Convert the lines into a Markdown table with the columns "No." and "Line," holding each line's row number and its text. Begin at the first line, stop after the line that contains "bar-dette: [372, 176, 393, 452]", and omit blank lines.

[Box coordinate listings]
━━━
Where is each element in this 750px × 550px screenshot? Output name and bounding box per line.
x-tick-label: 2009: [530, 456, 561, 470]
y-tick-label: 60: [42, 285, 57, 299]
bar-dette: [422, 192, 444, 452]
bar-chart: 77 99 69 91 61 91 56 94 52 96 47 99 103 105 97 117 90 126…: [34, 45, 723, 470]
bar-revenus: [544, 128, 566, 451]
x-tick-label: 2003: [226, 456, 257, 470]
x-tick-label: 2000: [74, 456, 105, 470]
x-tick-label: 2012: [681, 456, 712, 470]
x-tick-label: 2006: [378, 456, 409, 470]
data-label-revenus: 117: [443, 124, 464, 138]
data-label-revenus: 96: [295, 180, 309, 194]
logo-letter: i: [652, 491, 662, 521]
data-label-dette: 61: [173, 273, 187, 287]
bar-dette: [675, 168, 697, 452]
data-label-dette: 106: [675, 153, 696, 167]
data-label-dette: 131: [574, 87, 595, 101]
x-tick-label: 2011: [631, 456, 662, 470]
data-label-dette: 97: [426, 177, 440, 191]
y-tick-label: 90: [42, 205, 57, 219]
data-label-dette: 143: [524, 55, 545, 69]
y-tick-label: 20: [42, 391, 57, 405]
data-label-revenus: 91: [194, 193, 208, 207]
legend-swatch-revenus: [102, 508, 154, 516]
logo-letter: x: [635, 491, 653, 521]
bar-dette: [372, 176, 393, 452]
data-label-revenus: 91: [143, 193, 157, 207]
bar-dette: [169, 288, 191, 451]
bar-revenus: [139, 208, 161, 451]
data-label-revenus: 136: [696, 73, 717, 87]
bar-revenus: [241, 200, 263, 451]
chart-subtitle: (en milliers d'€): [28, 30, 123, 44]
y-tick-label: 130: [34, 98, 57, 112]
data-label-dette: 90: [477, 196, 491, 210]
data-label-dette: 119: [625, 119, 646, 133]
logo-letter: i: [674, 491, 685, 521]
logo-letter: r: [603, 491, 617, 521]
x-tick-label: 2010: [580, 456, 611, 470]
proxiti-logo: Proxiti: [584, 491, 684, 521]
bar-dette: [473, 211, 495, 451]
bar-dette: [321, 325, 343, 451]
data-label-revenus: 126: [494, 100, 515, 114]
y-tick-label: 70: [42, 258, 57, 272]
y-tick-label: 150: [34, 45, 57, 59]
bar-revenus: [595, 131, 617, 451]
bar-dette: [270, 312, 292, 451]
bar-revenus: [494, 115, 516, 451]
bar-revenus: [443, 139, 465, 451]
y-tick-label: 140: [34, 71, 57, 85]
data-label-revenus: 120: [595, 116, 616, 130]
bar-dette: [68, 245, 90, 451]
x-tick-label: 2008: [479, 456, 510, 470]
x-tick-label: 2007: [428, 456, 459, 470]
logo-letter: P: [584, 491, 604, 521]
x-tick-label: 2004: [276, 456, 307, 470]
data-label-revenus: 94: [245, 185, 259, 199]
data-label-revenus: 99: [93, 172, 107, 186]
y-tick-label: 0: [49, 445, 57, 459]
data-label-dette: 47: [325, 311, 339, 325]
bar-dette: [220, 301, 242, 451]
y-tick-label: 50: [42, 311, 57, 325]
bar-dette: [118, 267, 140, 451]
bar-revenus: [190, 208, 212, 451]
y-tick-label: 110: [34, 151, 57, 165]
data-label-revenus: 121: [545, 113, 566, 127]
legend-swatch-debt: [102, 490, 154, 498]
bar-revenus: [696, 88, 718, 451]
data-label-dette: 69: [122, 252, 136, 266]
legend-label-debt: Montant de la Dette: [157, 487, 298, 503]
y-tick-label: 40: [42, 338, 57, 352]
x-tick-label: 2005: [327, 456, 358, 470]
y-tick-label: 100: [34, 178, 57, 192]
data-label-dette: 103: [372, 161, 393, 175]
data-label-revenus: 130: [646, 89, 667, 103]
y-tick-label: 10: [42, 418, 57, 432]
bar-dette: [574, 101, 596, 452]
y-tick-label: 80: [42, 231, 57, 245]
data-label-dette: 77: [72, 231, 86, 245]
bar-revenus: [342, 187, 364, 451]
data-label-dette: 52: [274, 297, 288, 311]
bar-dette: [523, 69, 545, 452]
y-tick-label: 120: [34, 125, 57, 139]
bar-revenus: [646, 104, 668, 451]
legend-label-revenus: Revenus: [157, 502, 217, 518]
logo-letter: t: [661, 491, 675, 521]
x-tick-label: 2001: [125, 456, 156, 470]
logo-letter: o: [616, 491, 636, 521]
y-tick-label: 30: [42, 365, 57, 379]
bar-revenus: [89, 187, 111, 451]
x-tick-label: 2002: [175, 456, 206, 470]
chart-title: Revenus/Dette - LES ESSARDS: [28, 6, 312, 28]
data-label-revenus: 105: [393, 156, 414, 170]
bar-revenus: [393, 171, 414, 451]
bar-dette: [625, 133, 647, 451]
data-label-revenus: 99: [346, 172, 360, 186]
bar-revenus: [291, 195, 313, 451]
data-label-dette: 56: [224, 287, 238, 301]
━━━
(Solution for this problem)
| No. | Line |
|---|---|
| 1 | Where is each element in this 750px × 550px screenshot? Output name and bounding box per line. |
| 2 | x-tick-label: 2009: [530, 456, 561, 470] |
| 3 | y-tick-label: 60: [42, 285, 57, 299] |
| 4 | bar-dette: [422, 192, 444, 452] |
| 5 | bar-chart: 77 99 69 91 61 91 56 94 52 96 47 99 103 105 97 117 90 126…: [34, 45, 723, 470] |
| 6 | bar-revenus: [544, 128, 566, 451] |
| 7 | x-tick-label: 2003: [226, 456, 257, 470] |
| 8 | x-tick-label: 2000: [74, 456, 105, 470] |
| 9 | x-tick-label: 2012: [681, 456, 712, 470] |
| 10 | x-tick-label: 2006: [378, 456, 409, 470] |
| 11 | data-label-revenus: 117: [443, 124, 464, 138] |
| 12 | data-label-revenus: 96: [295, 180, 309, 194] |
| 13 | logo-letter: i: [652, 491, 662, 521] |
| 14 | data-label-dette: 61: [173, 273, 187, 287] |
| 15 | bar-dette: [675, 168, 697, 452] |
| 16 | data-label-dette: 106: [675, 153, 696, 167] |
| 17 | data-label-dette: 131: [574, 87, 595, 101] |
| 18 | x-tick-label: 2011: [631, 456, 662, 470] |
| 19 | data-label-dette: 97: [426, 177, 440, 191] |
| 20 | y-tick-label: 90: [42, 205, 57, 219] |
| 21 | data-label-dette: 143: [524, 55, 545, 69] |
| 22 | y-tick-label: 20: [42, 391, 57, 405] |
| 23 | data-label-revenus: 91: [194, 193, 208, 207] |
| 24 | legend-swatch-revenus: [102, 508, 154, 516] |
| 25 | logo-letter: x: [635, 491, 653, 521] |
| 26 | bar-dette: [372, 176, 393, 452] |